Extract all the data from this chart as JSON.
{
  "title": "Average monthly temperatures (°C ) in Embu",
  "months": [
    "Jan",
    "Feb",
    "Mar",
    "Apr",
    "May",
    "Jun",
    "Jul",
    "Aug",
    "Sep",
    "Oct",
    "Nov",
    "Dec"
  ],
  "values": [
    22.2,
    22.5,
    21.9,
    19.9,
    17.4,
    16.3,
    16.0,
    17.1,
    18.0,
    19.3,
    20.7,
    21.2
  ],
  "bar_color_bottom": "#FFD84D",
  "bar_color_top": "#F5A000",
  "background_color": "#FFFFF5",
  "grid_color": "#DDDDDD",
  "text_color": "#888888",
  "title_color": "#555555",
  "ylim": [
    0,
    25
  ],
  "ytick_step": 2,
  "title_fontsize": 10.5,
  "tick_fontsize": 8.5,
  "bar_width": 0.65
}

___

Short exercise: Return the entries above exactly, each one complete.

Task answer:
Extract all the data from this chart as JSON.
{
  "title": "Average monthly temperatures (°C ) in Embu",
  "months": [
    "Jan",
    "Feb",
    "Mar",
    "Apr",
    "May",
    "Jun",
    "Jul",
    "Aug",
    "Sep",
    "Oct",
    "Nov",
    "Dec"
  ],
  "values": [
    22.2,
    22.5,
    21.9,
    19.9,
    17.4,
    16.3,
    16.0,
    17.1,
    18.0,
    19.3,
    20.7,
    21.2
  ],
  "bar_color_bottom": "#FFD84D",
  "bar_color_top": "#F5A000",
  "background_color": "#FFFFF5",
  "grid_color": "#DDDDDD",
  "text_color": "#888888",
  "title_color": "#555555",
  "ylim": [
    0,
    25
  ],
  "ytick_step": 2,
  "title_fontsize": 10.5,
  "tick_fontsize": 8.5,
  "bar_width": 0.65
}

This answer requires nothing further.